* [Records excerpted from a collection]
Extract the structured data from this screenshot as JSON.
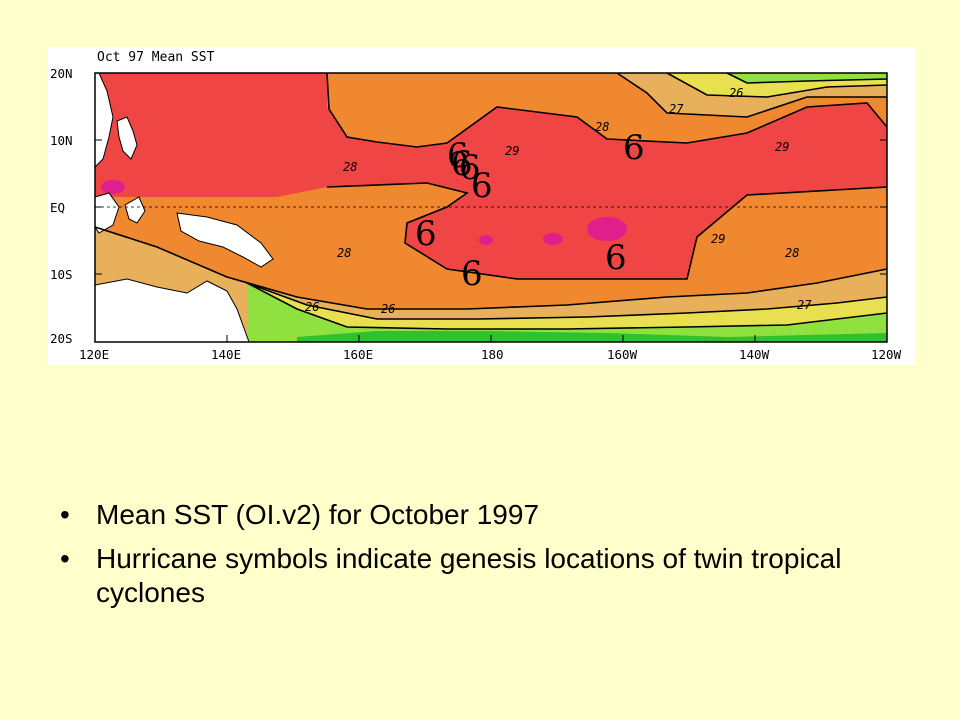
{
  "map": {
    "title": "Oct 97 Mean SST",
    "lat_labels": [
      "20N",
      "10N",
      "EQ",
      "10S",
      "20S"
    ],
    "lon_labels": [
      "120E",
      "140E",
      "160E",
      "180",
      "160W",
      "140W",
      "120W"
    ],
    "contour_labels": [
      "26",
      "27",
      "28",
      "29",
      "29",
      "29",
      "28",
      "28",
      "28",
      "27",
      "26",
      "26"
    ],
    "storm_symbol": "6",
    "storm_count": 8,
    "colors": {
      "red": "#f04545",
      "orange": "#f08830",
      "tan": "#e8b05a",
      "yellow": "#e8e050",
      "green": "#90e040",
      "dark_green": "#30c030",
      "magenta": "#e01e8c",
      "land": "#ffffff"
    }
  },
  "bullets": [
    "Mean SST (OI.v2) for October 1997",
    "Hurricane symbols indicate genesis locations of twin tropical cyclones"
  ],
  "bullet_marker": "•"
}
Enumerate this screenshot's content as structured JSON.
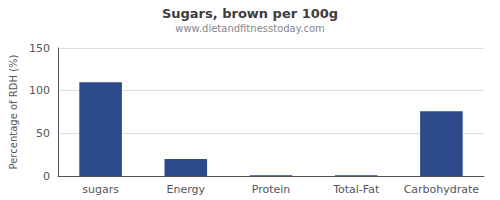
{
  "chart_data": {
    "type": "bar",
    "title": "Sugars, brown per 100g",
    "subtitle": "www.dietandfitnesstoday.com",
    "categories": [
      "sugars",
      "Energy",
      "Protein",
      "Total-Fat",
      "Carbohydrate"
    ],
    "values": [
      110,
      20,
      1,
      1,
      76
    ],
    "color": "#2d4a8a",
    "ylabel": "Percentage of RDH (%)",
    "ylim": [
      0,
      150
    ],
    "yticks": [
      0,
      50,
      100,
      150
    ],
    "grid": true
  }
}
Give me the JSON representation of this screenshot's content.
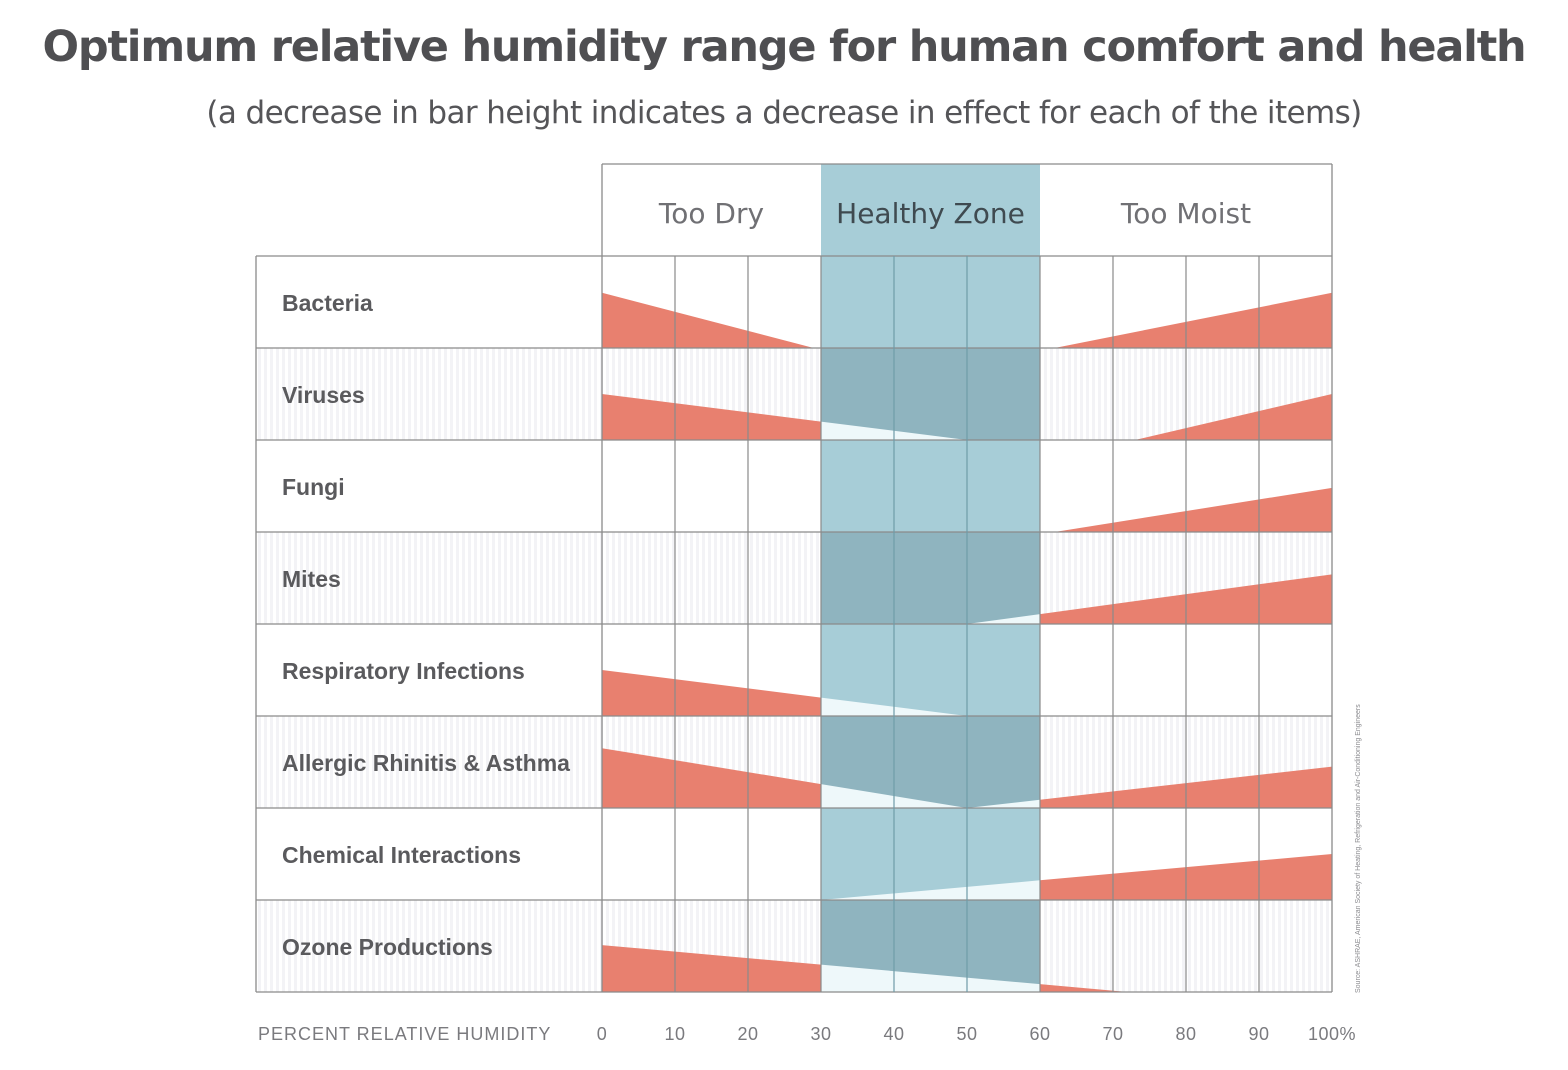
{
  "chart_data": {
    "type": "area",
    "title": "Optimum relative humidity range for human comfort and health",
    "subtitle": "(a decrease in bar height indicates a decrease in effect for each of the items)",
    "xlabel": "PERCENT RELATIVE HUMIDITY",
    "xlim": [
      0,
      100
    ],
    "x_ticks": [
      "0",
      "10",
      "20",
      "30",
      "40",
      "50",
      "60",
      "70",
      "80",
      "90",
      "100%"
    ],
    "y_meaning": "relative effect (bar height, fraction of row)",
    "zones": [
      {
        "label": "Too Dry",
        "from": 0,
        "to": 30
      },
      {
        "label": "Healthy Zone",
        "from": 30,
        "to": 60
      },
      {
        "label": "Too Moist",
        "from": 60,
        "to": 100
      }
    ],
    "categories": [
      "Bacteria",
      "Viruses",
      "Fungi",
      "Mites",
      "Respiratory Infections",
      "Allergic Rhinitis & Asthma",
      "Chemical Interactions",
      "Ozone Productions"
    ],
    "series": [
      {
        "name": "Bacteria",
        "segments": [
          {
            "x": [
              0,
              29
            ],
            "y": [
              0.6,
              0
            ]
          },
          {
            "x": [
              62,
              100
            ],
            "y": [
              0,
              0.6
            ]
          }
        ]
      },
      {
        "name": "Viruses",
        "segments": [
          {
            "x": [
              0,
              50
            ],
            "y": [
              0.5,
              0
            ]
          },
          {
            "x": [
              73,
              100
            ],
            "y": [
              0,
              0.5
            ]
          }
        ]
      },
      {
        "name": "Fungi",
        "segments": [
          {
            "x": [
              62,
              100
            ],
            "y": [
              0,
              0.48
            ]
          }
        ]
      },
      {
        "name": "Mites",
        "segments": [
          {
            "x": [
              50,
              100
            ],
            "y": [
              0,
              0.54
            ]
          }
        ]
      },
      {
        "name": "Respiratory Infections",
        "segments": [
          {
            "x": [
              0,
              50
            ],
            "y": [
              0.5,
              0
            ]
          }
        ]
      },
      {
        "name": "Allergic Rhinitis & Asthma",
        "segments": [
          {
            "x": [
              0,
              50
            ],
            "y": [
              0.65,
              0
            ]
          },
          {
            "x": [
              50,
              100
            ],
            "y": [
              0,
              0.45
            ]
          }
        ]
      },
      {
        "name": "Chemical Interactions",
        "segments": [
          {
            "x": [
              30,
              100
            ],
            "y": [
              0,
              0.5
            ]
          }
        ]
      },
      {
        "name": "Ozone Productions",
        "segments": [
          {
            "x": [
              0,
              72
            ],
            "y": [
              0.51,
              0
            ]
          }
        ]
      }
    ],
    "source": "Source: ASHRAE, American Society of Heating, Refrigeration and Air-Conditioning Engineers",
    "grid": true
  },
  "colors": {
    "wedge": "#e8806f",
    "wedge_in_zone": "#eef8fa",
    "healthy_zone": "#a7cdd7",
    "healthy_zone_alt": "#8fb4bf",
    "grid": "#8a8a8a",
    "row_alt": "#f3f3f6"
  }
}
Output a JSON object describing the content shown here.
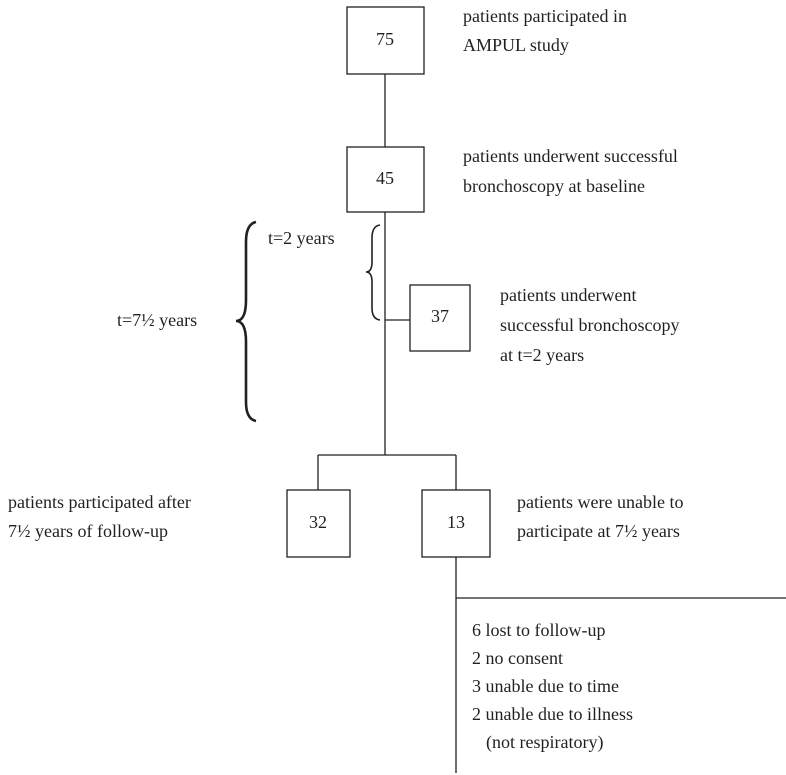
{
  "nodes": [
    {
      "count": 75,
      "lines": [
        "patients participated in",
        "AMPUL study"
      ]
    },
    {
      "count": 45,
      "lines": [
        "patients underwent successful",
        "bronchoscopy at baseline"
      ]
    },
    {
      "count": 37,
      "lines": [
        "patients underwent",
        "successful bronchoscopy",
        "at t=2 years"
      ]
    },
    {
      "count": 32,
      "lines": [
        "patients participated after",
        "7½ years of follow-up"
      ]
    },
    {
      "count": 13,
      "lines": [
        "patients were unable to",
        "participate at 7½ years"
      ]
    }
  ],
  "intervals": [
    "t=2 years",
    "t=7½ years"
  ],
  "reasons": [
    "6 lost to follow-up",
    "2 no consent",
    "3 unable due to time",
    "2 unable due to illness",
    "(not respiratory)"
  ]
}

* [Task to complete]
Print every entry verbatim and leave all pictures out.

* [Output for this task]
Extract the structured data from this screenshot as JSON.
{
  "map": {
    "title": "Oct 97 Mean SST",
    "lat_labels": [
      "20N",
      "10N",
      "EQ",
      "10S",
      "20S"
    ],
    "lon_labels": [
      "120E",
      "140E",
      "160E",
      "180",
      "160W",
      "140W",
      "120W"
    ],
    "contour_labels": [
      "26",
      "27",
      "28",
      "29",
      "29",
      "29",
      "28",
      "28",
      "28",
      "27",
      "26",
      "26"
    ],
    "storm_symbol": "6",
    "storm_count": 8,
    "colors": {
      "red": "#f04545",
      "orange": "#f08830",
      "tan": "#e8b05a",
      "yellow": "#e8e050",
      "green": "#90e040",
      "dark_green": "#30c030",
      "magenta": "#e01e8c",
      "land": "#ffffff"
    }
  },
  "bullets": [
    "Mean SST (OI.v2) for October 1997",
    "Hurricane symbols indicate genesis locations of twin tropical cyclones"
  ],
  "bullet_marker": "•"
}
Enumerate this screenshot's content as structured JSON.
{
  "chart_data": {
    "type": "bar",
    "title": "Sugars, brown per 100g",
    "subtitle": "www.dietandfitnesstoday.com",
    "categories": [
      "sugars",
      "Energy",
      "Protein",
      "Total-Fat",
      "Carbohydrate"
    ],
    "values": [
      110,
      20,
      1,
      1,
      76
    ],
    "color": "#2d4a8a",
    "ylabel": "Percentage of RDH (%)",
    "ylim": [
      0,
      150
    ],
    "yticks": [
      0,
      50,
      100,
      150
    ],
    "grid": true
  }
}
Give me the JSON representation of this screenshot's content.
{
  "chart_data": {
    "type": "area",
    "title": "Optimum relative humidity range for human comfort and health",
    "subtitle": "(a decrease in bar height indicates a decrease in effect for each of the items)",
    "xlabel": "PERCENT RELATIVE HUMIDITY",
    "xlim": [
      0,
      100
    ],
    "x_ticks": [
      "0",
      "10",
      "20",
      "30",
      "40",
      "50",
      "60",
      "70",
      "80",
      "90",
      "100%"
    ],
    "y_meaning": "relative effect (bar height, fraction of row)",
    "zones": [
      {
        "label": "Too Dry",
        "from": 0,
        "to": 30
      },
      {
        "label": "Healthy Zone",
        "from": 30,
        "to": 60
      },
      {
        "label": "Too Moist",
        "from": 60,
        "to": 100
      }
    ],
    "categories": [
      "Bacteria",
      "Viruses",
      "Fungi",
      "Mites",
      "Respiratory Infections",
      "Allergic Rhinitis & Asthma",
      "Chemical Interactions",
      "Ozone Productions"
    ],
    "series": [
      {
        "name": "Bacteria",
        "segments": [
          {
            "x": [
              0,
              29
            ],
            "y": [
              0.6,
              0
            ]
          },
          {
            "x": [
              62,
              100
            ],
            "y": [
              0,
              0.6
            ]
          }
        ]
      },
      {
        "name": "Viruses",
        "segments": [
          {
            "x": [
              0,
              50
            ],
            "y": [
              0.5,
              0
            ]
          },
          {
            "x": [
              73,
              100
            ],
            "y": [
              0,
              0.5
            ]
          }
        ]
      },
      {
        "name": "Fungi",
        "segments": [
          {
            "x": [
              62,
              100
            ],
            "y": [
              0,
              0.48
            ]
          }
        ]
      },
      {
        "name": "Mites",
        "segments": [
          {
            "x": [
              50,
              100
            ],
            "y": [
              0,
              0.54
            ]
          }
        ]
      },
      {
        "name": "Respiratory Infections",
        "segments": [
          {
            "x": [
              0,
              50
            ],
            "y": [
              0.5,
              0
            ]
          }
        ]
      },
      {
        "name": "Allergic Rhinitis & Asthma",
        "segments": [
          {
            "x": [
              0,
              50
            ],
            "y": [
              0.65,
              0
            ]
          },
          {
            "x": [
              50,
              100
            ],
            "y": [
              0,
              0.45
            ]
          }
        ]
      },
      {
        "name": "Chemical Interactions",
        "segments": [
          {
            "x": [
              30,
              100
            ],
            "y": [
              0,
              0.5
            ]
          }
        ]
      },
      {
        "name": "Ozone Productions",
        "segments": [
          {
            "x": [
              0,
              72
            ],
            "y": [
              0.51,
              0
            ]
          }
        ]
      }
    ],
    "source": "Source: ASHRAE, American Society of Heating, Refrigeration and Air-Conditioning Engineers",
    "grid": true
  },
  "colors": {
    "wedge": "#e8806f",
    "wedge_in_zone": "#eef8fa",
    "healthy_zone": "#a7cdd7",
    "healthy_zone_alt": "#8fb4bf",
    "grid": "#8a8a8a",
    "row_alt": "#f3f3f6"
  }
}
Output a JSON object describing the content shown here.
{
  "nodes": [
    {
      "count": 75,
      "lines": [
        "patients participated in",
        "AMPUL study"
      ]
    },
    {
      "count": 45,
      "lines": [
        "patients underwent successful",
        "bronchoscopy at baseline"
      ]
    },
    {
      "count": 37,
      "lines": [
        "patients underwent",
        "successful bronchoscopy",
        "at t=2 years"
      ]
    },
    {
      "count": 32,
      "lines": [
        "patients participated after",
        "7½ years of follow-up"
      ]
    },
    {
      "count": 13,
      "lines": [
        "patients were unable to",
        "participate at 7½ years"
      ]
    }
  ],
  "intervals": [
    "t=2 years",
    "t=7½ years"
  ],
  "reasons": [
    "6 lost to follow-up",
    "2 no consent",
    "3 unable due to time",
    "2 unable due to illness",
    "(not respiratory)"
  ]
}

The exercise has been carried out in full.